[Apply what you read]
1. Answer these questions from the passage on Olmec origins, marking each answer (a), (b), (c):
(a) Which languages does Thomas A. Lee say are spoken in numerous villages in a mixed manner?
(b) According to Coe, about when did the Olmec mental system, art style, and engineering ability appear in full-fledged form?
(c) Where was the oldest inscription in the Manding script found, and to what date was it assigned?
2. In one to three sentences, explain why the passage on Olmec origins holds that a migration from West Africa would account for the sudden appearance of Olmec civilization.
3. Continue the passage on Olmec origins from its last sentence, about the boats engraved in the Saharan rock formations.

[Source text]
>>>
Marcus (1989) is a strong advocate of the Otomangue hypothesis. Marcus (1989:148-151) believes that the Olmec spoke an Otomanguean language and also practiced the Proto-Otomangue religion.

The hypothesis that the Olmec spoke an Otomanguean language is not supported by the contemporary spatial distribution of languages spoken in the Tabsco/Veracruz area. Thomas A. Lee (1989:223) noted that "...closely Mixe, Zoque and Popoluca languages are spoken in numerous village in a mixed manner having little or no apparent semblance of linguistic or spatial unity. The general assumption, made by the few investigators who have considered the situation, is that the modern linguistic pattern is a result of the disruption of an old homogeneous language group by more powerful neighbors or invaders..."

The Olmec probably spoke a Manding language. Manding speaking Olmec probably came from West Africa. As a result, we find that the Olmec-Manding language is a substrata language in many Amerindian languages including Yucatec, and Otomi. The Olmec-Manding substrata in Otomi and Maya suggest that Maya and Otomanguean speaking invanders caused the disruption of the homogeneous Olmec language spoken in the riverine cities of the Olmec.

The most influential group in the rise of American civilization were the Manding speakers of West Africa. The Manding speaking people founded the first civilizations in much of West Africa 3500 years ago. They also founded the Olmec civilization in the New World and left numerous toponyms in Mexico and Panama.

The migration of Olmec speaking people from West Africa to Meso-America would explain the sudden appearence of the Olmec civilization . The Olmec culture appears suddenly in Meso-America, and archaeologist have failed to find any evidence of incipient Olmec religion and culture in this area. Commenting on this archaeological state of affairs Coe (1989:82) noted that "... the Olmec mental system , the Olmec art style, and Olmec engineering ability suddenly appeared in full-fledged form about 1200 B.C."

The Proto Olmec or Manding people formerly lived in North Africa in the Saharan Highlands : and Fezzan.(see C. A. Winters, "The Migration routes of the Proto Mande", The Mankind Quarterly 27(1), (1986) pp.77 98) . Here the ancestors of the Olmecs left their oldest inscription written in the Manding script (which some people call Libyco Berber, eventhough they can not be read in Berber) : was found at Oued Mertoutek and dated by Wulsin in , Papers of the peabody Museum of American Arcaheology and Ethnology (Vol.19(1), 1940), to 3000 B.C. This indicates that the Manding hand writing 2000 years before they settled the Gulf of Mexico.

These Proto-Olmec people lived in the Highlands of the Sahara. Here we find numerous depictions of boats engraved in the rock formations that these people used to navigate the Sahara before it became a desert.
<<<
[Dataset content]
>>>
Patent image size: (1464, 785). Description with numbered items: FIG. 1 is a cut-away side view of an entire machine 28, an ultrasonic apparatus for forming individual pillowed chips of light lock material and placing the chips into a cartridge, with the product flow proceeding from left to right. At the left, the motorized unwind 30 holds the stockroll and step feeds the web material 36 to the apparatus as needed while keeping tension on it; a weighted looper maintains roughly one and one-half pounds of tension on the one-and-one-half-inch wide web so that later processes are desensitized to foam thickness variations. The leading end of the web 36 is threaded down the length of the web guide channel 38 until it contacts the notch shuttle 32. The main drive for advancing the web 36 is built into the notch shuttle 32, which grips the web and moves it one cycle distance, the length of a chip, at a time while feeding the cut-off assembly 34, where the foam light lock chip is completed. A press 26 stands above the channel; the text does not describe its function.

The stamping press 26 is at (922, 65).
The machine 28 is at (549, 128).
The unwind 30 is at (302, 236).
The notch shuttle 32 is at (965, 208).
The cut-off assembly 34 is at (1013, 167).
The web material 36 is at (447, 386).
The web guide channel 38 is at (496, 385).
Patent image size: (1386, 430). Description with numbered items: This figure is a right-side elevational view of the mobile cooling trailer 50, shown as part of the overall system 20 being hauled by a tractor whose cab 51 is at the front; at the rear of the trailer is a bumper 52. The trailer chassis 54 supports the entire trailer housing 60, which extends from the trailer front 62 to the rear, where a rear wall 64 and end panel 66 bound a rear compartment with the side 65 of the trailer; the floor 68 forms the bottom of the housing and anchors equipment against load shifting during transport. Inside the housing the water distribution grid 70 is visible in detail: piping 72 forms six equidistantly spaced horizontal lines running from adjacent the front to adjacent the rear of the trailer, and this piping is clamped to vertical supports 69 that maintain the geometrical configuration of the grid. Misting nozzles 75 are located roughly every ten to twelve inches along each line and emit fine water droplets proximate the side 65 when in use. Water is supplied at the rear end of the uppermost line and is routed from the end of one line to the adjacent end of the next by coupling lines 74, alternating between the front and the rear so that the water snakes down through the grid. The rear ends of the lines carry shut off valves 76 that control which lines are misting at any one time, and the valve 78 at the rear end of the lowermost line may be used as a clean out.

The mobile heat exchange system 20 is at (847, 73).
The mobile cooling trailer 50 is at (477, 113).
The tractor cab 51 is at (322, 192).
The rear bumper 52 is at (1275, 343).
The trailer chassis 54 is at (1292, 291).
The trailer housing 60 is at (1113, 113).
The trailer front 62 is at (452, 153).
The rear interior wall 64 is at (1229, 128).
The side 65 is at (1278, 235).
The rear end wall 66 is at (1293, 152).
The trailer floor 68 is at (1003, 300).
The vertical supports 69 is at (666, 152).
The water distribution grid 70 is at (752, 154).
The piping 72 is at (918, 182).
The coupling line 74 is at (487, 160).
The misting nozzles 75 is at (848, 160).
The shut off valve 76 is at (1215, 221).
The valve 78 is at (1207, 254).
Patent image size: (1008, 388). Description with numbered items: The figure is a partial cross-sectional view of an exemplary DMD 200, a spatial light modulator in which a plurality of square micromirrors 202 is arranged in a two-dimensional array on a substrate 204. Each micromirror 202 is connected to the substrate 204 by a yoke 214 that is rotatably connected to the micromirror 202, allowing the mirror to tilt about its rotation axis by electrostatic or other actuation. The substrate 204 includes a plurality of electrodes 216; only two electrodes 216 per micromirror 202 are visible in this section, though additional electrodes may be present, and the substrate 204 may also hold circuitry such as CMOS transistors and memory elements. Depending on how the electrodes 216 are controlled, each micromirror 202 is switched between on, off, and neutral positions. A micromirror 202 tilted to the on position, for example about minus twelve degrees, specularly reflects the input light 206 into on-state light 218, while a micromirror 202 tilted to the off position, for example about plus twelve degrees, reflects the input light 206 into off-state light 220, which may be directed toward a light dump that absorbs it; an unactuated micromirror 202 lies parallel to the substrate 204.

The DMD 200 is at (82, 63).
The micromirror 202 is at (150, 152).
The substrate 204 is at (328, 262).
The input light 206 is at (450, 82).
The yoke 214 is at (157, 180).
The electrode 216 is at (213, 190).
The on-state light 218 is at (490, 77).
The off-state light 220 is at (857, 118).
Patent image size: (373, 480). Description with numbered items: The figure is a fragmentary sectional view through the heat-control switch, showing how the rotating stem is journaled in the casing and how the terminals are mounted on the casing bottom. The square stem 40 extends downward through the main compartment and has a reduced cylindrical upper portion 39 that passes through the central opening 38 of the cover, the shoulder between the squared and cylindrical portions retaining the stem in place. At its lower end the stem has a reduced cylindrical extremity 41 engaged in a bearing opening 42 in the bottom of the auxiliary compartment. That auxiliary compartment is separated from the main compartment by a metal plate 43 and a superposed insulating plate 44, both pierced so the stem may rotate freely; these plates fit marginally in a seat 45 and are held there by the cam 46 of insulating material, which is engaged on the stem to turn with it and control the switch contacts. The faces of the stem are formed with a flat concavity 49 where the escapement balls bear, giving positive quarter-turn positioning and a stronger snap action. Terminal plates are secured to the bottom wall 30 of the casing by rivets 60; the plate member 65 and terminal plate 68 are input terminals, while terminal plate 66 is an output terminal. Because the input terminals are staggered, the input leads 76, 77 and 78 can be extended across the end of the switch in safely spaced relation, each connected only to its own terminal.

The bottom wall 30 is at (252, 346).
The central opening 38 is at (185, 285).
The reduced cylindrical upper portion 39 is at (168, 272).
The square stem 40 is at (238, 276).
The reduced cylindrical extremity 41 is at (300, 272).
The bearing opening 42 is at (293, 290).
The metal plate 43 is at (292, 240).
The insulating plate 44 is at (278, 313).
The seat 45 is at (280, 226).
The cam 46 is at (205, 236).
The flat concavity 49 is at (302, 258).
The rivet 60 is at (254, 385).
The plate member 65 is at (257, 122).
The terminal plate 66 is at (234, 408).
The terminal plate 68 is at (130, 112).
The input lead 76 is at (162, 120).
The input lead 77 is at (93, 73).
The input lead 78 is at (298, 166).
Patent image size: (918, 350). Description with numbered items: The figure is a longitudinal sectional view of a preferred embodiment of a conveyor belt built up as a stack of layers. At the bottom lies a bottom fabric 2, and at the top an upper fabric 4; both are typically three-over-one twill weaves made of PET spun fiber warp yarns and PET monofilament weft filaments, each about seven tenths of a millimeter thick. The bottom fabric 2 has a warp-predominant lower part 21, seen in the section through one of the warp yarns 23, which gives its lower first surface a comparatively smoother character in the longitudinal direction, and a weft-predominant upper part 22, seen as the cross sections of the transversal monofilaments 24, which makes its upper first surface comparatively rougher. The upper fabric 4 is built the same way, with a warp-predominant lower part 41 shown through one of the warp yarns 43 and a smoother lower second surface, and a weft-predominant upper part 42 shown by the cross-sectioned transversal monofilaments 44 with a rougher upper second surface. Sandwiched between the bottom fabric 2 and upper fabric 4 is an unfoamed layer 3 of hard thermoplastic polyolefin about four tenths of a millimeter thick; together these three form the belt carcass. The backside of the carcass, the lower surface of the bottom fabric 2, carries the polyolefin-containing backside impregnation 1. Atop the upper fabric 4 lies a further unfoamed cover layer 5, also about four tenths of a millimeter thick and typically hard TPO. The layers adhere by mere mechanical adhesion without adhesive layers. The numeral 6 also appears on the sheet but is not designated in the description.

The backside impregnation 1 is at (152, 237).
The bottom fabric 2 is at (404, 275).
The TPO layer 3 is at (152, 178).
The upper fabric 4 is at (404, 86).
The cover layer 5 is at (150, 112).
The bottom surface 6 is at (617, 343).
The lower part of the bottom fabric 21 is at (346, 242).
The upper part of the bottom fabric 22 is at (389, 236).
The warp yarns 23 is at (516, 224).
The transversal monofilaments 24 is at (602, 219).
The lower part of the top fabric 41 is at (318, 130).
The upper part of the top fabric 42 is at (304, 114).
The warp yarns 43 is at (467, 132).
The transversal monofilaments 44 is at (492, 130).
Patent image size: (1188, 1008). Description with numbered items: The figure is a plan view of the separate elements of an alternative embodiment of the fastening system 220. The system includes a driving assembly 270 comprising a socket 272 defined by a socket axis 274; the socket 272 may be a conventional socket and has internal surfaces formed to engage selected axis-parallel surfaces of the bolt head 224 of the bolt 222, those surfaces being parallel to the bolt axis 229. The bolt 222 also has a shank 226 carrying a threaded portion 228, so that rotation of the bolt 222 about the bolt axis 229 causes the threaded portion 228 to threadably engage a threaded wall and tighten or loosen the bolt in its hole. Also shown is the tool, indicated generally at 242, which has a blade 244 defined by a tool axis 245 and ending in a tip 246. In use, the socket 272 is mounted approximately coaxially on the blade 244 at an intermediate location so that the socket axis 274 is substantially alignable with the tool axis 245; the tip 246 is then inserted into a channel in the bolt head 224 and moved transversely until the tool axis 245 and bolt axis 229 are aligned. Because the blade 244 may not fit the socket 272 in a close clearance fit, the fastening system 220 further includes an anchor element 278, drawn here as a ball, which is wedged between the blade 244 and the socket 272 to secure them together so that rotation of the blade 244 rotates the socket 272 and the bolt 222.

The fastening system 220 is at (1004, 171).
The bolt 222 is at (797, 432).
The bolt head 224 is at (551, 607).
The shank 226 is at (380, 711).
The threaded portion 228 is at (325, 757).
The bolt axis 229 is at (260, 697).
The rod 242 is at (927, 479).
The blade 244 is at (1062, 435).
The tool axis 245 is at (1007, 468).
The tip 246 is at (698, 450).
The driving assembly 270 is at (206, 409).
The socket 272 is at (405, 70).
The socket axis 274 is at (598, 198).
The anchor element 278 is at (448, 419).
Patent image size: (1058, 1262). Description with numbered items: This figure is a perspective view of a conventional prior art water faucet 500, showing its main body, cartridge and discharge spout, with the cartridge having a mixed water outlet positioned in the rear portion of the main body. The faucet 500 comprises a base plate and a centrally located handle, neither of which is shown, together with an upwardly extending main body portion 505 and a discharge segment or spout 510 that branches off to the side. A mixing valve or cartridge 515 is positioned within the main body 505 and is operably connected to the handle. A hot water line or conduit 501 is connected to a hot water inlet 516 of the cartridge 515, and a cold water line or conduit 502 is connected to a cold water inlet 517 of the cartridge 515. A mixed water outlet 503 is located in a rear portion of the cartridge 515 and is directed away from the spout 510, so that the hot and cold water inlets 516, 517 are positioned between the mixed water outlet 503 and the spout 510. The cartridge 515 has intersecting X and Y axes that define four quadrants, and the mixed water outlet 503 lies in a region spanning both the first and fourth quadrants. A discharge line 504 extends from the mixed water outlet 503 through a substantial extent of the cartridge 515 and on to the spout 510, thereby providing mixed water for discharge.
<<<
[Answers for this exercise]
1.
(a) Mixe, Zoque and Popoluca.
(b) About 1200 B.C.
(c) At Oued Mertoutek, dated to 3000 B.C.

2. Olmec culture appears suddenly in Meso-America, and archaeologists have failed to find any evidence of incipient Olmec religion and culture there. Coe notes that the Olmec mental system, art style, and engineering ability appeared in full-fledged form about 1200 B.C., so the passage argues that this culture arrived already developed with Olmec speakers migrating from West Africa.

3.
The Olmec, another Central American culture and probably the first Americans to develop a number and math system, influenced their Mayan neighbors. Mayans borrowed much of their art and architecture from the Olmecs, including the pyramid structures that the Mayans are so famous for. The first of these great Mayan structures appeared between 400 B.C. and 150 A.D.

Although Wiener (1922) and Sertima (1976) believe that the Manding only influenced the medieval Mexican empire, the decipherment of the Olmec scripts and a comparative analysis of the Olmec and Manding civilizations show correspondence. (Winters 1979,1980,1981) The most important finding of Wiener (1922) was the identification of Manding inscriptions on the Tuxtla statuette. Although Wiener (1922) was unaware of the great age of the Tuxtla statuette his correct identification of the African origin of the signs on the statuette helped us to decipher the Olmec script and lead to the determination that the Olmec spoke a Manding language.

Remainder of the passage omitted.